Problem requirements: Quote the entries below verbatim, beginning with the first line and continuing through the line containing "The crystal 1104 is at (363, 590).".

Stored entries
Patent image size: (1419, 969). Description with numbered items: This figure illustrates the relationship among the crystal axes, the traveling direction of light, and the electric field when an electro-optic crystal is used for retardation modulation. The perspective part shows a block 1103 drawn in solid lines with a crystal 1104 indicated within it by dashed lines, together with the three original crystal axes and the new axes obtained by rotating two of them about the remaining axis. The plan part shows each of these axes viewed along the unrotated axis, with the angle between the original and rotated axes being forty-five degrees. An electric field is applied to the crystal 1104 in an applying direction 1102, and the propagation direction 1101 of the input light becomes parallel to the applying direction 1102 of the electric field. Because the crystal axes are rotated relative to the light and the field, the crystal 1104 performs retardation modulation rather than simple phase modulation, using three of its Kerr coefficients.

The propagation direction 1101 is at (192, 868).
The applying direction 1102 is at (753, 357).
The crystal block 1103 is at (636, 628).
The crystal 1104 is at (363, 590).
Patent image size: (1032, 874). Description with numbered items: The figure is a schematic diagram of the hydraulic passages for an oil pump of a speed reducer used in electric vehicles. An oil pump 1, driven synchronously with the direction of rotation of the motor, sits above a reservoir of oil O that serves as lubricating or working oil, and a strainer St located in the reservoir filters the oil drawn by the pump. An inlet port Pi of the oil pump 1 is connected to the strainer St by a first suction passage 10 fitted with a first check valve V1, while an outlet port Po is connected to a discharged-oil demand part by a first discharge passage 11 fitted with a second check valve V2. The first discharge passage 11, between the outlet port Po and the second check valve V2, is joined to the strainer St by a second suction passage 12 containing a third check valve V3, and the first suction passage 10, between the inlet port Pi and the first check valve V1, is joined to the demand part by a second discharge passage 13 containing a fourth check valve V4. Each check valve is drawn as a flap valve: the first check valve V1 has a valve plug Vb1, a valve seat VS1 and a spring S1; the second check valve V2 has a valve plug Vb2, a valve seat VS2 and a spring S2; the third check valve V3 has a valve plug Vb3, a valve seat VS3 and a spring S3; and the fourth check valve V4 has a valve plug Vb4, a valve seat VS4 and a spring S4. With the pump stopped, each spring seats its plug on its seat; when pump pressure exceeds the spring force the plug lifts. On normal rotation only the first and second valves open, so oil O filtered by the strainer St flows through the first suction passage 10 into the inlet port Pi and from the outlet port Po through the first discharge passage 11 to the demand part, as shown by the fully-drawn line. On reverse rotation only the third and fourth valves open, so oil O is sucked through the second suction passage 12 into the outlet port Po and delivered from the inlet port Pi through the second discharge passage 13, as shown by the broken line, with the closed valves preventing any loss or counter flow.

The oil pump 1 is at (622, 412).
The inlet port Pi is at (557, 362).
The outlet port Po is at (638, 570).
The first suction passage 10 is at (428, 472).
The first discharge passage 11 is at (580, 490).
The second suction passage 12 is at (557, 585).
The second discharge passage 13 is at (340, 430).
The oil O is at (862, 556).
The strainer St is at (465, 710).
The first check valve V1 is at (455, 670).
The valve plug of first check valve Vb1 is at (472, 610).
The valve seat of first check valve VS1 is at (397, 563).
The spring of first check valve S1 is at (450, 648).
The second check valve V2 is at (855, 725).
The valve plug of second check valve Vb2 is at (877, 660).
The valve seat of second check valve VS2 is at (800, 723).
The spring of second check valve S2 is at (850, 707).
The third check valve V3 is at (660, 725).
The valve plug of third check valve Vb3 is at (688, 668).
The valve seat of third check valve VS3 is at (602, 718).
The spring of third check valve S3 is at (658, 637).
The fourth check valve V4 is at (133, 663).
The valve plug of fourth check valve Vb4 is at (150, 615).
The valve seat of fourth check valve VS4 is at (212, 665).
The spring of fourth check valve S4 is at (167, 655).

Response to this task:
Patent image size: (1419, 969). Description with numbered items: This figure illustrates the relationship among the crystal axes, the traveling direction of light, and the electric field when an electro-optic crystal is used for retardation modulation. The perspective part shows a block 1103 drawn in solid lines with a crystal 1104 indicated within it by dashed lines, together with the three original crystal axes and the new axes obtained by rotating two of them about the remaining axis. The plan part shows each of these axes viewed along the unrotated axis, with the angle between the original and rotated axes being forty-five degrees. An electric field is applied to the crystal 1104 in an applying direction 1102, and the propagation direction 1101 of the input light becomes parallel to the applying direction 1102 of the electric field. Because the crystal axes are rotated relative to the light and the field, the crystal 1104 performs retardation modulation rather than simple phase modulation, using three of its Kerr coefficients.

The propagation direction 1101 is at (192, 868).
The applying direction 1102 is at (753, 357).
The crystal block 1103 is at (636, 628).
The crystal 1104 is at (363, 590).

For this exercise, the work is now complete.